__Stated exercise__. Give back the records below exactly, every one, with no pictures.

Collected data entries

------------------------------------

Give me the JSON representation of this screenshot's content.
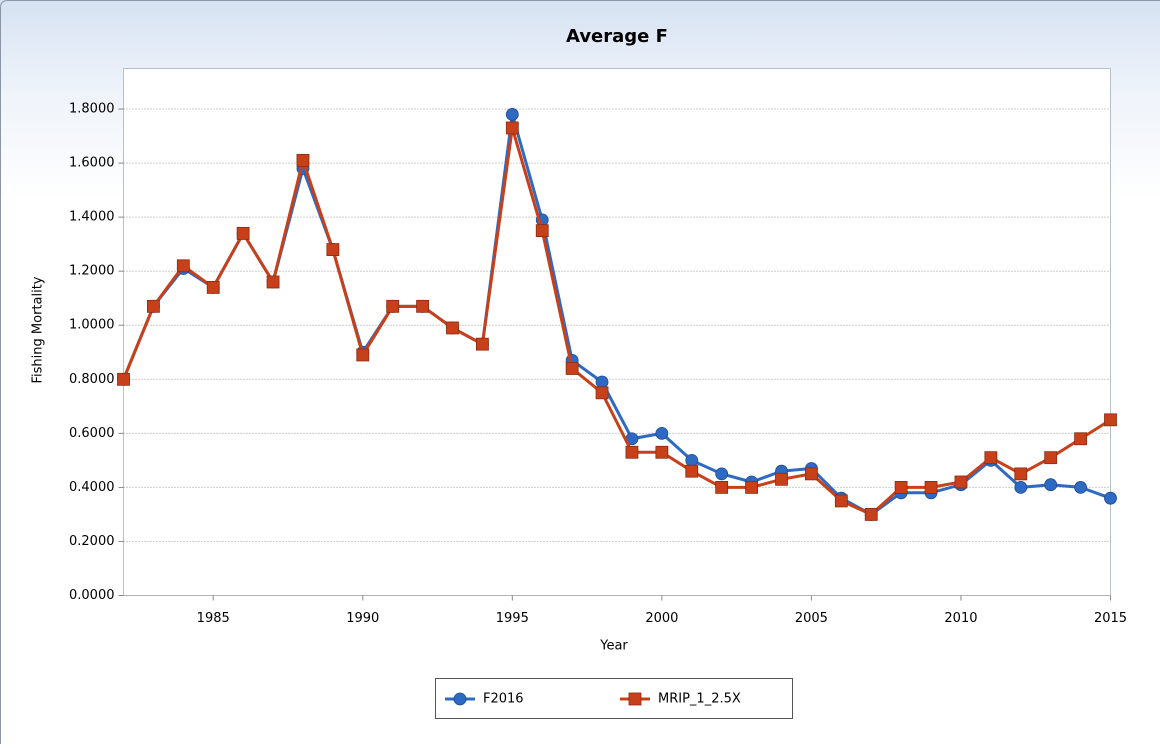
{
  "chart_data": {
    "type": "line",
    "title": "Average F",
    "x_label": "Year",
    "y_label": "Fishing Mortality",
    "x": [
      1982,
      1983,
      1984,
      1985,
      1986,
      1987,
      1988,
      1989,
      1990,
      1991,
      1992,
      1993,
      1994,
      1995,
      1996,
      1997,
      1998,
      1999,
      2000,
      2001,
      2002,
      2003,
      2004,
      2005,
      2006,
      2007,
      2008,
      2009,
      2010,
      2011,
      2012,
      2013,
      2014,
      2015
    ],
    "series": [
      {
        "name": "F2016",
        "color": "#2e6ac4",
        "marker": "circle",
        "values": [
          0.8,
          1.07,
          1.21,
          1.14,
          1.34,
          1.16,
          1.58,
          1.28,
          0.9,
          1.07,
          1.07,
          0.99,
          0.93,
          1.78,
          1.39,
          0.87,
          0.79,
          0.58,
          0.6,
          0.5,
          0.45,
          0.42,
          0.46,
          0.47,
          0.36,
          0.3,
          0.38,
          0.38,
          0.41,
          0.5,
          0.4,
          0.41,
          0.4,
          0.36
        ]
      },
      {
        "name": "MRIP_1_2.5X",
        "color": "#c8401a",
        "marker": "square",
        "values": [
          0.8,
          1.07,
          1.22,
          1.14,
          1.34,
          1.16,
          1.61,
          1.28,
          0.89,
          1.07,
          1.07,
          0.99,
          0.93,
          1.73,
          1.35,
          0.84,
          0.75,
          0.53,
          0.53,
          0.46,
          0.4,
          0.4,
          0.43,
          0.45,
          0.35,
          0.3,
          0.4,
          0.4,
          0.42,
          0.51,
          0.45,
          0.51,
          0.58,
          0.65
        ]
      }
    ],
    "xlim": [
      1982,
      2015
    ],
    "xticks": [
      1985,
      1990,
      1995,
      2000,
      2005,
      2010,
      2015
    ],
    "ylim": [
      0,
      1.95
    ],
    "yticks": [
      {
        "value": 0,
        "label": "0.0000"
      },
      {
        "value": 0.2,
        "label": "0.2000"
      },
      {
        "value": 0.4,
        "label": "0.4000"
      },
      {
        "value": 0.6,
        "label": "0.6000"
      },
      {
        "value": 0.8,
        "label": "0.8000"
      },
      {
        "value": 1.0,
        "label": "1.0000"
      },
      {
        "value": 1.2,
        "label": "1.2000"
      },
      {
        "value": 1.4,
        "label": "1.4000"
      },
      {
        "value": 1.6,
        "label": "1.6000"
      },
      {
        "value": 1.8,
        "label": "1.8000"
      }
    ],
    "grid": true,
    "legend": "bottom"
  }
}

------------------------------------

__The response__.
Give me the JSON representation of this screenshot's content.
{
  "chart_data": {
    "type": "line",
    "title": "Average F",
    "x_label": "Year",
    "y_label": "Fishing Mortality",
    "x": [
      1982,
      1983,
      1984,
      1985,
      1986,
      1987,
      1988,
      1989,
      1990,
      1991,
      1992,
      1993,
      1994,
      1995,
      1996,
      1997,
      1998,
      1999,
      2000,
      2001,
      2002,
      2003,
      2004,
      2005,
      2006,
      2007,
      2008,
      2009,
      2010,
      2011,
      2012,
      2013,
      2014,
      2015
    ],
    "series": [
      {
        "name": "F2016",
        "color": "#2e6ac4",
        "marker": "circle",
        "values": [
          0.8,
          1.07,
          1.21,
          1.14,
          1.34,
          1.16,
          1.58,
          1.28,
          0.9,
          1.07,
          1.07,
          0.99,
          0.93,
          1.78,
          1.39,
          0.87,
          0.79,
          0.58,
          0.6,
          0.5,
          0.45,
          0.42,
          0.46,
          0.47,
          0.36,
          0.3,
          0.38,
          0.38,
          0.41,
          0.5,
          0.4,
          0.41,
          0.4,
          0.36
        ]
      },
      {
        "name": "MRIP_1_2.5X",
        "color": "#c8401a",
        "marker": "square",
        "values": [
          0.8,
          1.07,
          1.22,
          1.14,
          1.34,
          1.16,
          1.61,
          1.28,
          0.89,
          1.07,
          1.07,
          0.99,
          0.93,
          1.73,
          1.35,
          0.84,
          0.75,
          0.53,
          0.53,
          0.46,
          0.4,
          0.4,
          0.43,
          0.45,
          0.35,
          0.3,
          0.4,
          0.4,
          0.42,
          0.51,
          0.45,
          0.51,
          0.58,
          0.65
        ]
      }
    ],
    "xlim": [
      1982,
      2015
    ],
    "xticks": [
      1985,
      1990,
      1995,
      2000,
      2005,
      2010,
      2015
    ],
    "ylim": [
      0,
      1.95
    ],
    "yticks": [
      {
        "value": 0,
        "label": "0.0000"
      },
      {
        "value": 0.2,
        "label": "0.2000"
      },
      {
        "value": 0.4,
        "label": "0.4000"
      },
      {
        "value": 0.6,
        "label": "0.6000"
      },
      {
        "value": 0.8,
        "label": "0.8000"
      },
      {
        "value": 1.0,
        "label": "1.0000"
      },
      {
        "value": 1.2,
        "label": "1.2000"
      },
      {
        "value": 1.4,
        "label": "1.4000"
      },
      {
        "value": 1.6,
        "label": "1.6000"
      },
      {
        "value": 1.8,
        "label": "1.8000"
      }
    ],
    "grid": true,
    "legend": "bottom"
  }
}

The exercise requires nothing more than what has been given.